**Problem requirements**.
Determine the number of lines holding the word "seed"; answer with that number only.

* BEGIN Record excerpts *

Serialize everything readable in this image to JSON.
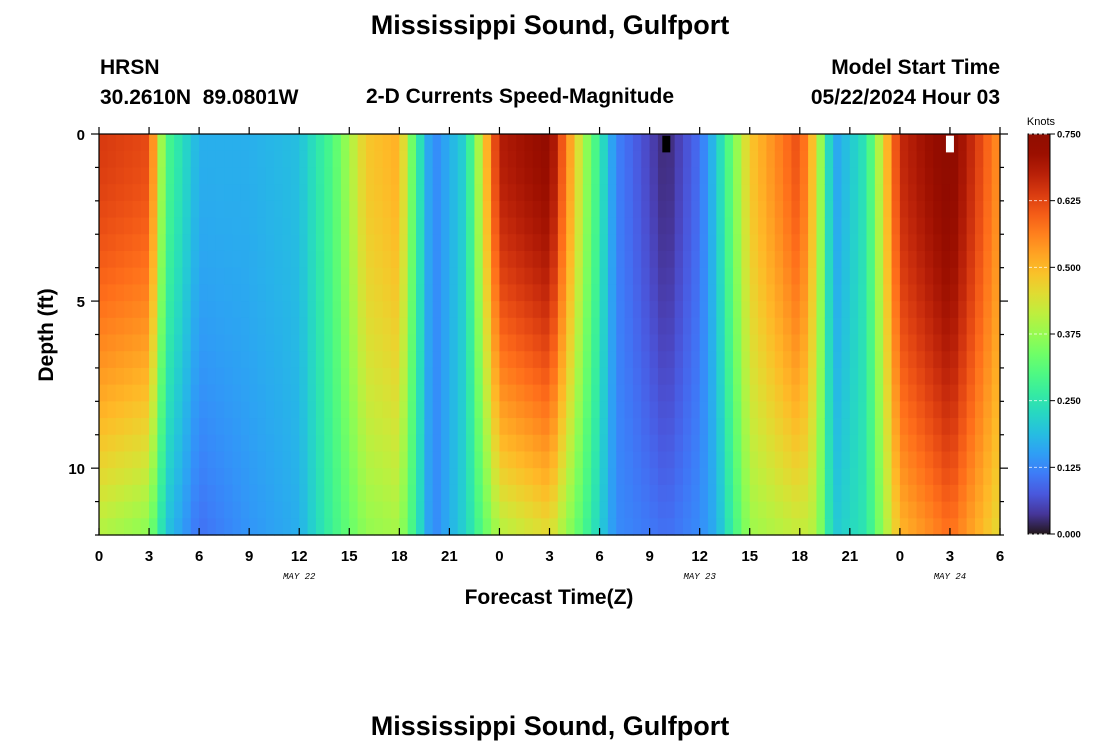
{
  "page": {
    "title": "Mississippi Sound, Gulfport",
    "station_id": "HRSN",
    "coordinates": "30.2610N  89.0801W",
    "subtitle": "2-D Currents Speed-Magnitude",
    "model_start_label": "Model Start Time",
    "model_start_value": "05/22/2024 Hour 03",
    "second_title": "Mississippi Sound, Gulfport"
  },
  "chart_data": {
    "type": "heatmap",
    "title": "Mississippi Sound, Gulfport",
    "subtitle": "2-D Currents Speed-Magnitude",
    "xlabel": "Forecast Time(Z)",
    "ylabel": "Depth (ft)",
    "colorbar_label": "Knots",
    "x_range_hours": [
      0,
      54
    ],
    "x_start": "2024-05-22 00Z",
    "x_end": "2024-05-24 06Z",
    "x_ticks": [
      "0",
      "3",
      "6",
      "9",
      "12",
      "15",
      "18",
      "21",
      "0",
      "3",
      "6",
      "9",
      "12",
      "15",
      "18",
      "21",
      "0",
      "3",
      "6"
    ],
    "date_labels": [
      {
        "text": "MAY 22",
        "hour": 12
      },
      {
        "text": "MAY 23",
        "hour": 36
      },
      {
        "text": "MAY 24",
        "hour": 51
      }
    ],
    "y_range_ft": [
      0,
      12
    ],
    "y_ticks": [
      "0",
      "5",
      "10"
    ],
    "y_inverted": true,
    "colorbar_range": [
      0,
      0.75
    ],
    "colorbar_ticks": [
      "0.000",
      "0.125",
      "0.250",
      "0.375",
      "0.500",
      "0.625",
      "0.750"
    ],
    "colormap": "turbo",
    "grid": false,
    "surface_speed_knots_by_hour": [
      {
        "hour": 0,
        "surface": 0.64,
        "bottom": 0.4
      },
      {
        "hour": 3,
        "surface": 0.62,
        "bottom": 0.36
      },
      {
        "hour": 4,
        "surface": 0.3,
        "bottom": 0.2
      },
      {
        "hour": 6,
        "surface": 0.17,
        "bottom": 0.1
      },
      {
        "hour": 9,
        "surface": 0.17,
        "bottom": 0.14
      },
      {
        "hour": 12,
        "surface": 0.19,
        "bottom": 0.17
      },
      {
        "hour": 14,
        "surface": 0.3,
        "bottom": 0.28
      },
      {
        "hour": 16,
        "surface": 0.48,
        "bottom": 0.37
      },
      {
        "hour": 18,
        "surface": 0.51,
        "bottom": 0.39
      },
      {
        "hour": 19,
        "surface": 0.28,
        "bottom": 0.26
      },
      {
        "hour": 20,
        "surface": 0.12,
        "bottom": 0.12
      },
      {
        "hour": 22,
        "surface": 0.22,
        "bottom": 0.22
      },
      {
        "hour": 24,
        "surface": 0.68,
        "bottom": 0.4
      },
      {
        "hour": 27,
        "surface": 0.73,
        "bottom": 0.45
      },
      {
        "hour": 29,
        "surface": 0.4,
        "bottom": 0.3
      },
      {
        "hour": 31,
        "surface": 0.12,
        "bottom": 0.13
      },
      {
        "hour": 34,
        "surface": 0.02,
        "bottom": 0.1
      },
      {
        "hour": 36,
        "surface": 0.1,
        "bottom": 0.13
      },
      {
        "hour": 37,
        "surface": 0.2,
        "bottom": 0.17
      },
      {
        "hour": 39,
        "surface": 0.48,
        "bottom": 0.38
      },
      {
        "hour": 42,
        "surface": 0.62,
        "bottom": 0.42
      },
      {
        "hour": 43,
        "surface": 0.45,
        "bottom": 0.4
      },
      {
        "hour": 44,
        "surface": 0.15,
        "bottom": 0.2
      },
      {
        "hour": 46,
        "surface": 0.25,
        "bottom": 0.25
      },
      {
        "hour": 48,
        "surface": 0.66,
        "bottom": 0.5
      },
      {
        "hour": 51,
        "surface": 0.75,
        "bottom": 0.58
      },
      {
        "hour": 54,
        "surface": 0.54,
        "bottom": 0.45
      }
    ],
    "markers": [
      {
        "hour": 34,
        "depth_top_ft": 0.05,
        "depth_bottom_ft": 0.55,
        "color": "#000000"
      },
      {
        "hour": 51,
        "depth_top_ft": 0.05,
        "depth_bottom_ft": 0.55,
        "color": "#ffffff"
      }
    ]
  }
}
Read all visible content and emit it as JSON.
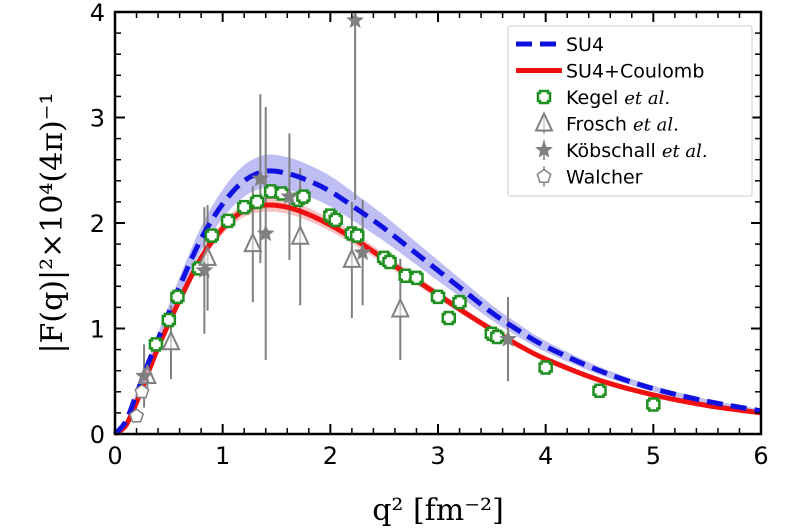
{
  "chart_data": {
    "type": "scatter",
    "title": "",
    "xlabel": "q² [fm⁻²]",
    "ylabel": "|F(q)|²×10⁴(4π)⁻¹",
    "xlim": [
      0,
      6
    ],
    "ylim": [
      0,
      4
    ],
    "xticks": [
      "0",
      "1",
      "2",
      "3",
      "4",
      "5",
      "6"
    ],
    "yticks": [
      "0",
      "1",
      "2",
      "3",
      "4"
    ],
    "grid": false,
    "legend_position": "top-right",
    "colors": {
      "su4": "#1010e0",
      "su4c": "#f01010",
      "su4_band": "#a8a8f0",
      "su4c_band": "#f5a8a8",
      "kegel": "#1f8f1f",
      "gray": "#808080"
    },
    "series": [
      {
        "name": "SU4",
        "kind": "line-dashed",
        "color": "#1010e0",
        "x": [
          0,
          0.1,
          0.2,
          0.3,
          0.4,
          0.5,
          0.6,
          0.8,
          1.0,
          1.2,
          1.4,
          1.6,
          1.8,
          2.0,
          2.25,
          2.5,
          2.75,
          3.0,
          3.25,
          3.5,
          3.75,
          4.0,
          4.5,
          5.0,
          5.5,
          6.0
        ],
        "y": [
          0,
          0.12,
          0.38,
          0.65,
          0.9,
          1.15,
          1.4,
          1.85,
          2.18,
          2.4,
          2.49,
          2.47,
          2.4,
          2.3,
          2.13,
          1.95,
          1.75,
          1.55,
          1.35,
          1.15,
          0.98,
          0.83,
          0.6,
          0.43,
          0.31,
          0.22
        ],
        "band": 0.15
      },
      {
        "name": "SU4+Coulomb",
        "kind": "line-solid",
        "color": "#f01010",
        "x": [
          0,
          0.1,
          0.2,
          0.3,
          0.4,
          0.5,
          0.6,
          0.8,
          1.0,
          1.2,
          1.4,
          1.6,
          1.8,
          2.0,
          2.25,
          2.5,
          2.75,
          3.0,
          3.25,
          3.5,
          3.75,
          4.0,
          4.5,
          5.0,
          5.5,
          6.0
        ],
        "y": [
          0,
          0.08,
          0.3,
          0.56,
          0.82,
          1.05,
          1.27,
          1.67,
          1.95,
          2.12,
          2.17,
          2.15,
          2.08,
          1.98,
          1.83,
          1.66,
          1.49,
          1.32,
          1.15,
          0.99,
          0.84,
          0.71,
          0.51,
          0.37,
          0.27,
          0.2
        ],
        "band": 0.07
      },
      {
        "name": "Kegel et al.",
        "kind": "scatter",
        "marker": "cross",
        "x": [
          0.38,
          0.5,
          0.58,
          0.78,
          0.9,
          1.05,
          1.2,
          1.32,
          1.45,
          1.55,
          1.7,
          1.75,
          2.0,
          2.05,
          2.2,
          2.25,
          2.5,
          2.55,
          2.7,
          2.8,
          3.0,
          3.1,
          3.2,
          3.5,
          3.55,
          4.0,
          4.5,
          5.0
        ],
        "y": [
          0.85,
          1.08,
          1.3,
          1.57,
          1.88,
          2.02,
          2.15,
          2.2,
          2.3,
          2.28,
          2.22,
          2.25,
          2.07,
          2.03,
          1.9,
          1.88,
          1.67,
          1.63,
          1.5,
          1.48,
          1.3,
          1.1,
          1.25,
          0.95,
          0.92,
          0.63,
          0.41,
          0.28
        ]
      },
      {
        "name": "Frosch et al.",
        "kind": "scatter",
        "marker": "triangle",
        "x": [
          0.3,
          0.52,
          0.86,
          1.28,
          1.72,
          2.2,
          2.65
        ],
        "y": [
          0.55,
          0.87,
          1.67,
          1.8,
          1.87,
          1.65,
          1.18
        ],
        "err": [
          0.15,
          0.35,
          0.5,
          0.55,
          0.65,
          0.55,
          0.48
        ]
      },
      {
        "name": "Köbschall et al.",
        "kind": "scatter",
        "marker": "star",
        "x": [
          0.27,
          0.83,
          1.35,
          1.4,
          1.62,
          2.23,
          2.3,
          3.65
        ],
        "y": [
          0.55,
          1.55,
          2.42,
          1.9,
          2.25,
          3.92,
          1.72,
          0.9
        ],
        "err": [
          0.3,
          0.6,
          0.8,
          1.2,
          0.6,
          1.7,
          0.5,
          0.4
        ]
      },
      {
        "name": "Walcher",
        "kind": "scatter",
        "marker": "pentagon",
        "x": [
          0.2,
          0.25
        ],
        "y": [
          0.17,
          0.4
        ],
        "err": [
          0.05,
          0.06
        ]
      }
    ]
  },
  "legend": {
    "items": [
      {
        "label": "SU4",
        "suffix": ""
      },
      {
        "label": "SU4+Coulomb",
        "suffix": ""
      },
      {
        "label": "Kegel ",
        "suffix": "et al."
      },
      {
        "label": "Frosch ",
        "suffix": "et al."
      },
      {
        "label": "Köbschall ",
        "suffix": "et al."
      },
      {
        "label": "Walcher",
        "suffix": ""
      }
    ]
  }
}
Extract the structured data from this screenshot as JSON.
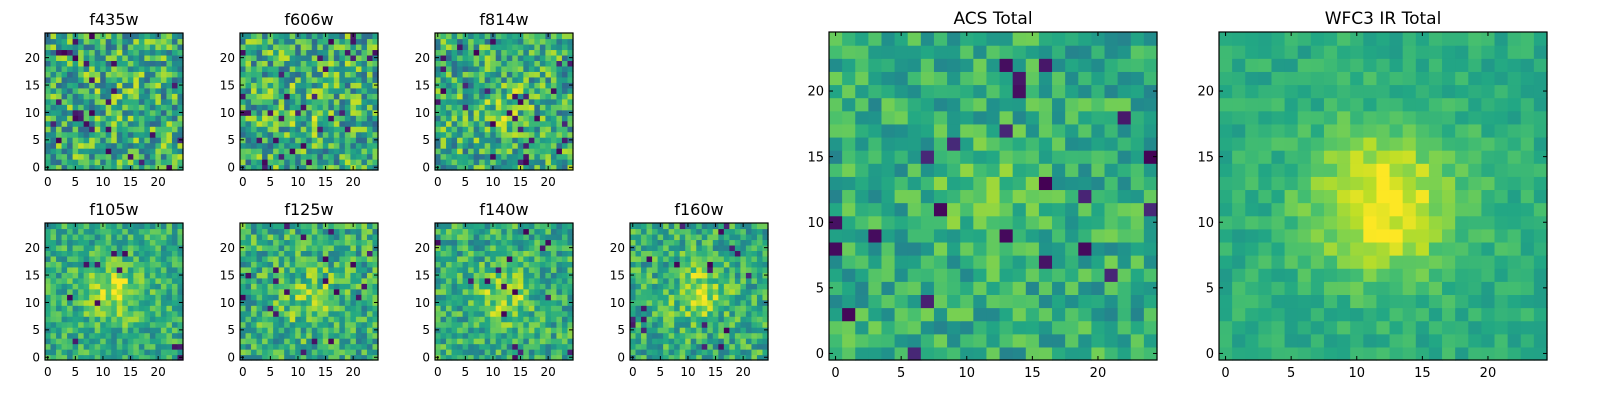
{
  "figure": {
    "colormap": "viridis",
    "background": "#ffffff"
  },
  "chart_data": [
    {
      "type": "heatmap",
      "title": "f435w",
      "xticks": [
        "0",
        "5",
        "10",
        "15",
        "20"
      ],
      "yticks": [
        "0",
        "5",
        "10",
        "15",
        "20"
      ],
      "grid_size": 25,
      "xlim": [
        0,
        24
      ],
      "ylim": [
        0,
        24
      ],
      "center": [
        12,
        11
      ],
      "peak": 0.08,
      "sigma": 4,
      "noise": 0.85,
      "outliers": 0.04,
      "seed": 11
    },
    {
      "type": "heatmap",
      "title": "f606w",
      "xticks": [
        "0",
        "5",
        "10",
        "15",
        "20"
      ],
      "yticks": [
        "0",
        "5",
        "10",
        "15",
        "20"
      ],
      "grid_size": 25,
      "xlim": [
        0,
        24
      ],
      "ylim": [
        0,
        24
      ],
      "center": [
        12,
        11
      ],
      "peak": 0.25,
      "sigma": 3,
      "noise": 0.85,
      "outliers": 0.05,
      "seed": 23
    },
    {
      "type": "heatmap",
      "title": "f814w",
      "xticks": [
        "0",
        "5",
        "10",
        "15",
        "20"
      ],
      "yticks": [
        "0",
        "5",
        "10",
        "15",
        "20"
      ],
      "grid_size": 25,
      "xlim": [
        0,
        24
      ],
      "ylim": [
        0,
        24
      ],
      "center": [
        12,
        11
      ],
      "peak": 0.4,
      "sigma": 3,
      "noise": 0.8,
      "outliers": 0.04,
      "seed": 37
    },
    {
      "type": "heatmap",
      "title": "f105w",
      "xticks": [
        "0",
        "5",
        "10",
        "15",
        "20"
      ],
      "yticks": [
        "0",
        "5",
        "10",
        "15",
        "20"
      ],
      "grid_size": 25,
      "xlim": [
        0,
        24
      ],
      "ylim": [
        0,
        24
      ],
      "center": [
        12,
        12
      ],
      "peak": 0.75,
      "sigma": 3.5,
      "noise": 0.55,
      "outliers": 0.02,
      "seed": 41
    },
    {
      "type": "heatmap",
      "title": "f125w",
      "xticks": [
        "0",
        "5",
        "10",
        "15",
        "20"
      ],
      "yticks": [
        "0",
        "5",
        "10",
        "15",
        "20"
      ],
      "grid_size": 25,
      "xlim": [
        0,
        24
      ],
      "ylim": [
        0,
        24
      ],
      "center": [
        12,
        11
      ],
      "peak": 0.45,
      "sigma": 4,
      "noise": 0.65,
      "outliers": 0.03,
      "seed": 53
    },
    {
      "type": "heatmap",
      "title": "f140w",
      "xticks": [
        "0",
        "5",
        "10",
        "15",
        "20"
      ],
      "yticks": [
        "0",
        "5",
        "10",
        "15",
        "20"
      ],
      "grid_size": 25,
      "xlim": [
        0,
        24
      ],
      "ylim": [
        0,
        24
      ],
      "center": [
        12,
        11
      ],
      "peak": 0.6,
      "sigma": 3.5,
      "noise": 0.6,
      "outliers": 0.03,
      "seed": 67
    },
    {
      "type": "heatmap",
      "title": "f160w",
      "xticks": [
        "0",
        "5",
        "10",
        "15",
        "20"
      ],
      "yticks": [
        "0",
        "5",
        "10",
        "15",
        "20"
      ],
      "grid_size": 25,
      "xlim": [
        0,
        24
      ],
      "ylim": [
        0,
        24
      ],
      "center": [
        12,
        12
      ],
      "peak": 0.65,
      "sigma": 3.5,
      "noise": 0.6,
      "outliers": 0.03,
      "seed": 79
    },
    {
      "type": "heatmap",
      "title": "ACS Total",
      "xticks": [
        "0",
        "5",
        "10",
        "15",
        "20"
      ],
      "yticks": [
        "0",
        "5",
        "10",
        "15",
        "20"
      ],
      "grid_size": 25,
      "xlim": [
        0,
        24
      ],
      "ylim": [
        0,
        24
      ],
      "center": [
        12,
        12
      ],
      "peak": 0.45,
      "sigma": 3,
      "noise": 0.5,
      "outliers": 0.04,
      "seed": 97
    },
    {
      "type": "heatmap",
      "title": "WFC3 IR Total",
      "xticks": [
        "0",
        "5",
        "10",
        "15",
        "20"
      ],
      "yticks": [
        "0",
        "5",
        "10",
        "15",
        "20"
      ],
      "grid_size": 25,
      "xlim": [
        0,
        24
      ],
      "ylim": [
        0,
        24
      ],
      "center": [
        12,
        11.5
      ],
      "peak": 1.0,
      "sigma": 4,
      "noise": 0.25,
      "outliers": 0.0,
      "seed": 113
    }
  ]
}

* END Record excerpts *

**Exercise answer**.
9